[Instructions for the task]:
Show all lines holding the string "screenshot".

Figure content listings

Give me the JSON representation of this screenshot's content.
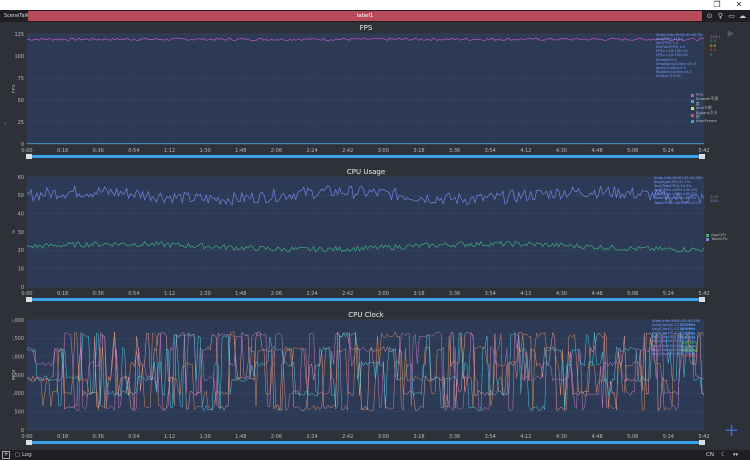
{
  "window": {
    "maximize": "❐",
    "close": "✕"
  },
  "toolbar": {
    "app_name": "SceneTalk",
    "label": "label1"
  },
  "toolbar_icons": [
    "pin-icon",
    "bulb-icon",
    "folder-icon",
    "cloud-icon"
  ],
  "charts": [
    {
      "title": "FPS",
      "ylabel": "FPS",
      "yticks": [
        "125",
        "100",
        "75",
        "50",
        "25",
        "0"
      ],
      "stats": "Stats Info:00:00-05:42.00\nAvg(FPS):118.4\nVar(FPS):1.4\nStd.Var(FPS):1.2\nFPS>=18:100.0%\nFPS>=25:100.0%\nSmooth:0.0\nSmallJank(/10min):0.0\nJank(/10min):0.0\nBigJank(/10min):0.0\nStutter:0.00%",
      "legend": [
        "FPS",
        "Smooth平滑度",
        "Jank卡顿",
        "BigJank大卡顿",
        "InterFrame"
      ],
      "side_values": [
        "119.1",
        "0.0",
        "0.0",
        "0.0",
        "0"
      ]
    },
    {
      "title": "CPU Usage",
      "ylabel": "%",
      "yticks": [
        "60",
        "50",
        "40",
        "30",
        "20",
        "10",
        "0"
      ],
      "stats": "Stats Info:00:00-05:42.000\nAvg(AppCPU):22.1%\nAvg(TotalCPU):50.3%\nAppCPU<=60%:100.0%\nAppCPU<=80%:100.0%\nTotalCPU<=50%:48.0%\nTotalCPU<=80%:100.0%",
      "legend": [
        "AppCPU",
        "TotalCPU"
      ],
      "side_values": [
        "21%",
        "48%"
      ]
    },
    {
      "title": "CPU Clock",
      "ylabel": "MHz",
      "yticks": [
        "3,000",
        "2,500",
        "2,000",
        "1,500",
        "1,000",
        "500",
        "0"
      ],
      "stats": "Stats Info:00:00-05:42.000\nAvg(Clock0):1277.0MHz\nAvg(Clock1):1276.9MHz\nAvg(Clock2):1277.0MHz\nAvg(Clock3):1277.0MHz\nAvg(Clock4):1540.4MHz\nAvg(Clock5):1540.3MHz\nAvg(Clock6):1540.4MHz\nAvg(Clock7):1814.7MHz",
      "legend": [
        "CPU0",
        "CPU1",
        "CPU2",
        "CPU3",
        "CPU4",
        "CPU5",
        "CPU6",
        "CPU7"
      ],
      "side_values": [
        "300MHz",
        "300MHz",
        "300MHz",
        "300MHz",
        "1800MHz",
        "1800MHz",
        "1800MHz",
        "1900MHz"
      ]
    }
  ],
  "xticks": [
    "0:00",
    "0:18",
    "0:36",
    "0:54",
    "1:12",
    "1:30",
    "1:48",
    "2:06",
    "2:24",
    "2:42",
    "3:00",
    "3:18",
    "3:36",
    "3:54",
    "4:12",
    "4:30",
    "4:48",
    "5:06",
    "5:24",
    "5:42"
  ],
  "chart_data": [
    {
      "type": "line",
      "title": "FPS",
      "ylabel": "FPS",
      "ylim": [
        0,
        125
      ],
      "x_range": [
        "0:00",
        "5:42"
      ],
      "series": [
        {
          "name": "FPS",
          "color": "#c855c8",
          "approx_value": 119
        },
        {
          "name": "InterFrame",
          "color": "#4aa3c8",
          "approx_value": 0
        }
      ]
    },
    {
      "type": "line",
      "title": "CPU Usage",
      "ylabel": "%",
      "ylim": [
        0,
        60
      ],
      "x_range": [
        "0:00",
        "5:42"
      ],
      "series": [
        {
          "name": "TotalCPU",
          "color": "#6f86e8",
          "approx_mean": 50
        },
        {
          "name": "AppCPU",
          "color": "#3fae7a",
          "approx_mean": 22
        }
      ]
    },
    {
      "type": "line",
      "title": "CPU Clock",
      "ylabel": "MHz",
      "ylim": [
        0,
        3000
      ],
      "x_range": [
        "0:00",
        "5:42"
      ],
      "series": [
        {
          "name": "CPU0-3",
          "color": "#4ecbe0",
          "approx_mean": 1277
        },
        {
          "name": "CPU4-6",
          "color": "#e8a0a0",
          "approx_mean": 1540
        },
        {
          "name": "CPU7",
          "color": "#c879c8",
          "approx_mean": 1815
        }
      ]
    }
  ],
  "colors": {
    "fps": "#c855c8",
    "interframe": "#4aa3c8",
    "total_cpu": "#6f86e8",
    "app_cpu": "#3fae7a",
    "scroll": "#3aa0e8",
    "label_bar": "#b84a5a"
  },
  "bottom": {
    "log": "Log",
    "lang": "CN",
    "moon": "☾",
    "ver": "▾▾"
  }
}
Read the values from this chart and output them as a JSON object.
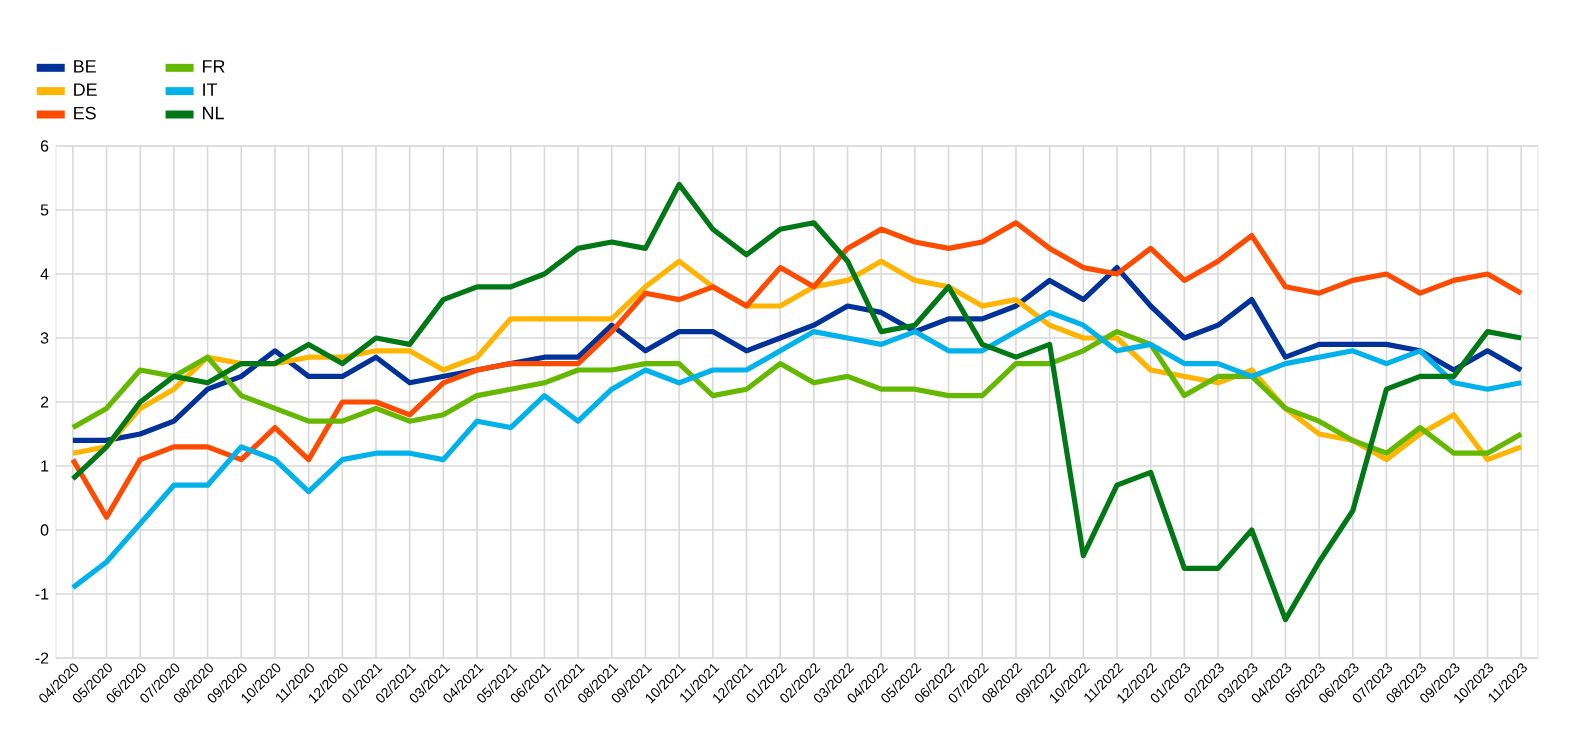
{
  "chart_data": {
    "type": "line",
    "categories": [
      "04/2020",
      "05/2020",
      "06/2020",
      "07/2020",
      "08/2020",
      "09/2020",
      "10/2020",
      "11/2020",
      "12/2020",
      "01/2021",
      "02/2021",
      "03/2021",
      "04/2021",
      "05/2021",
      "06/2021",
      "07/2021",
      "08/2021",
      "09/2021",
      "10/2021",
      "11/2021",
      "12/2021",
      "01/2022",
      "02/2022",
      "03/2022",
      "04/2022",
      "05/2022",
      "06/2022",
      "07/2022",
      "08/2022",
      "09/2022",
      "10/2022",
      "11/2022",
      "12/2022",
      "01/2023",
      "02/2023",
      "03/2023",
      "04/2023",
      "05/2023",
      "06/2023",
      "07/2023",
      "08/2023",
      "09/2023",
      "10/2023",
      "11/2023"
    ],
    "series": [
      {
        "name": "BE",
        "color": "#003299",
        "values": [
          1.4,
          1.4,
          1.5,
          1.7,
          2.2,
          2.4,
          2.8,
          2.4,
          2.4,
          2.7,
          2.3,
          2.4,
          2.5,
          2.6,
          2.7,
          2.7,
          3.2,
          2.8,
          3.1,
          3.1,
          2.8,
          3.0,
          3.2,
          3.5,
          3.4,
          3.1,
          3.3,
          3.3,
          3.5,
          3.9,
          3.6,
          4.1,
          3.5,
          3.0,
          3.2,
          3.6,
          2.7,
          2.9,
          2.9,
          2.9,
          2.8,
          2.5,
          2.8,
          2.5
        ]
      },
      {
        "name": "DE",
        "color": "#ffb400",
        "values": [
          1.2,
          1.3,
          1.9,
          2.2,
          2.7,
          2.6,
          2.6,
          2.7,
          2.7,
          2.8,
          2.8,
          2.5,
          2.7,
          3.3,
          3.3,
          3.3,
          3.3,
          3.8,
          4.2,
          3.8,
          3.5,
          3.5,
          3.8,
          3.9,
          4.2,
          3.9,
          3.8,
          3.5,
          3.6,
          3.2,
          3.0,
          3.0,
          2.5,
          2.4,
          2.3,
          2.5,
          1.9,
          1.5,
          1.4,
          1.1,
          1.5,
          1.8,
          1.1,
          1.3
        ]
      },
      {
        "name": "ES",
        "color": "#ff4b00",
        "values": [
          1.1,
          0.2,
          1.1,
          1.3,
          1.3,
          1.1,
          1.6,
          1.1,
          2.0,
          2.0,
          1.8,
          2.3,
          2.5,
          2.6,
          2.6,
          2.6,
          3.1,
          3.7,
          3.6,
          3.8,
          3.5,
          4.1,
          3.8,
          4.4,
          4.7,
          4.5,
          4.4,
          4.5,
          4.8,
          4.4,
          4.1,
          4.0,
          4.4,
          3.9,
          4.2,
          4.6,
          3.8,
          3.7,
          3.9,
          4.0,
          3.7,
          3.9,
          4.0,
          3.7
        ]
      },
      {
        "name": "FR",
        "color": "#65b800",
        "values": [
          1.6,
          1.9,
          2.5,
          2.4,
          2.7,
          2.1,
          1.9,
          1.7,
          1.7,
          1.9,
          1.7,
          1.8,
          2.1,
          2.2,
          2.3,
          2.5,
          2.5,
          2.6,
          2.6,
          2.1,
          2.2,
          2.6,
          2.3,
          2.4,
          2.2,
          2.2,
          2.1,
          2.1,
          2.6,
          2.6,
          2.8,
          3.1,
          2.9,
          2.1,
          2.4,
          2.4,
          1.9,
          1.7,
          1.4,
          1.2,
          1.6,
          1.2,
          1.2,
          1.5
        ]
      },
      {
        "name": "IT",
        "color": "#00b1ea",
        "values": [
          -0.9,
          -0.5,
          0.1,
          0.7,
          0.7,
          1.3,
          1.1,
          0.6,
          1.1,
          1.2,
          1.2,
          1.1,
          1.7,
          1.6,
          2.1,
          1.7,
          2.2,
          2.5,
          2.3,
          2.5,
          2.5,
          2.8,
          3.1,
          3.0,
          2.9,
          3.1,
          2.8,
          2.8,
          3.1,
          3.4,
          3.2,
          2.8,
          2.9,
          2.6,
          2.6,
          2.4,
          2.6,
          2.7,
          2.8,
          2.6,
          2.8,
          2.3,
          2.2,
          2.3
        ]
      },
      {
        "name": "NL",
        "color": "#007816",
        "values": [
          0.8,
          1.3,
          2.0,
          2.4,
          2.3,
          2.6,
          2.6,
          2.9,
          2.6,
          3.0,
          2.9,
          3.6,
          3.8,
          3.8,
          4.0,
          4.4,
          4.5,
          4.4,
          5.4,
          4.7,
          4.3,
          4.7,
          4.8,
          4.2,
          3.1,
          3.2,
          3.8,
          2.9,
          2.7,
          2.9,
          -0.4,
          0.7,
          0.9,
          -0.6,
          -0.6,
          0.0,
          -1.4,
          -0.5,
          0.3,
          2.2,
          2.4,
          2.4,
          3.1,
          3.0
        ]
      }
    ],
    "ylim": [
      -2,
      6
    ],
    "yticks": [
      -2,
      -1,
      0,
      1,
      2,
      3,
      4,
      5,
      6
    ],
    "grid": true,
    "legend": "top left",
    "marker": "none",
    "line_style": "solid"
  }
}
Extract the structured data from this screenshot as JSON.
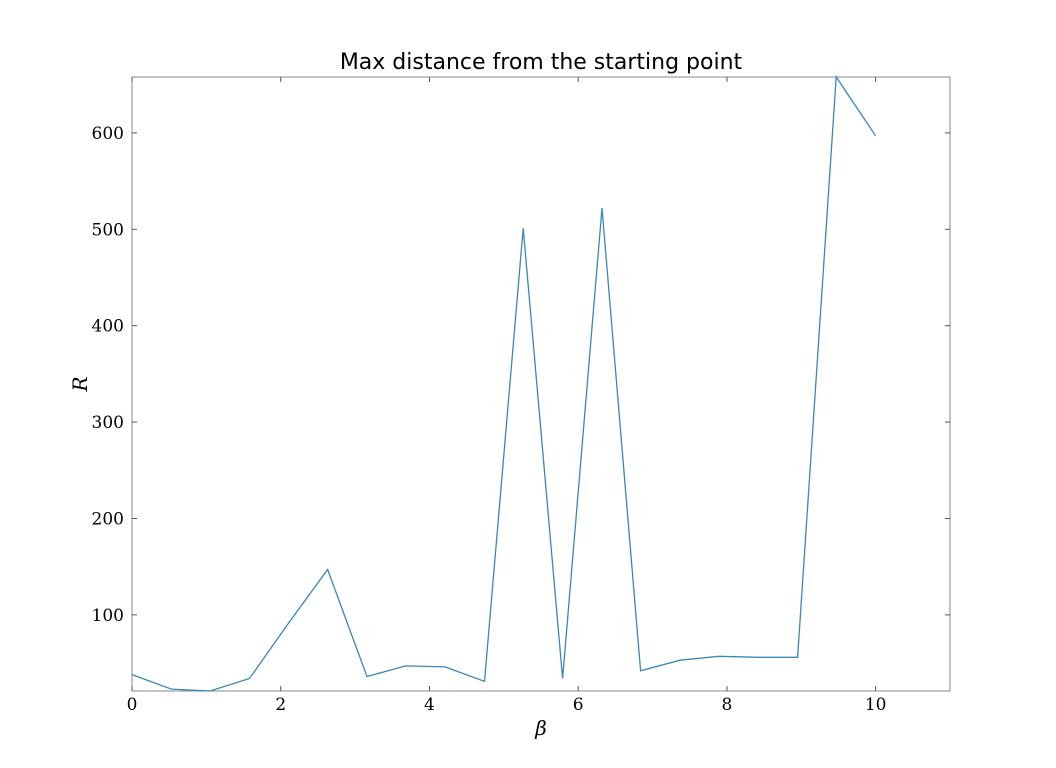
{
  "chart_data": {
    "type": "line",
    "title": "Max distance from the starting point",
    "xlabel": "β",
    "ylabel": "R",
    "xlim": [
      0,
      11
    ],
    "ylim": [
      21,
      658
    ],
    "xticks": [
      0,
      2,
      4,
      6,
      8,
      10
    ],
    "yticks": [
      100,
      200,
      300,
      400,
      500,
      600
    ],
    "grid": false,
    "series": [
      {
        "color": "#3a87b8",
        "x": [
          0.0,
          0.53,
          1.05,
          1.58,
          2.11,
          2.63,
          3.16,
          3.68,
          4.21,
          4.74,
          5.26,
          5.79,
          6.32,
          6.84,
          7.37,
          7.89,
          8.42,
          8.95,
          9.47,
          10.0
        ],
        "y": [
          38,
          23,
          21,
          34,
          92,
          147,
          36,
          47,
          46,
          31,
          501,
          34,
          522,
          42,
          53,
          57,
          56,
          56,
          658,
          597
        ]
      }
    ]
  }
}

[Solution to this problem]:
Give me the JSON representation of this screenshot's content.
Extract the structured data from this screenshot as JSON.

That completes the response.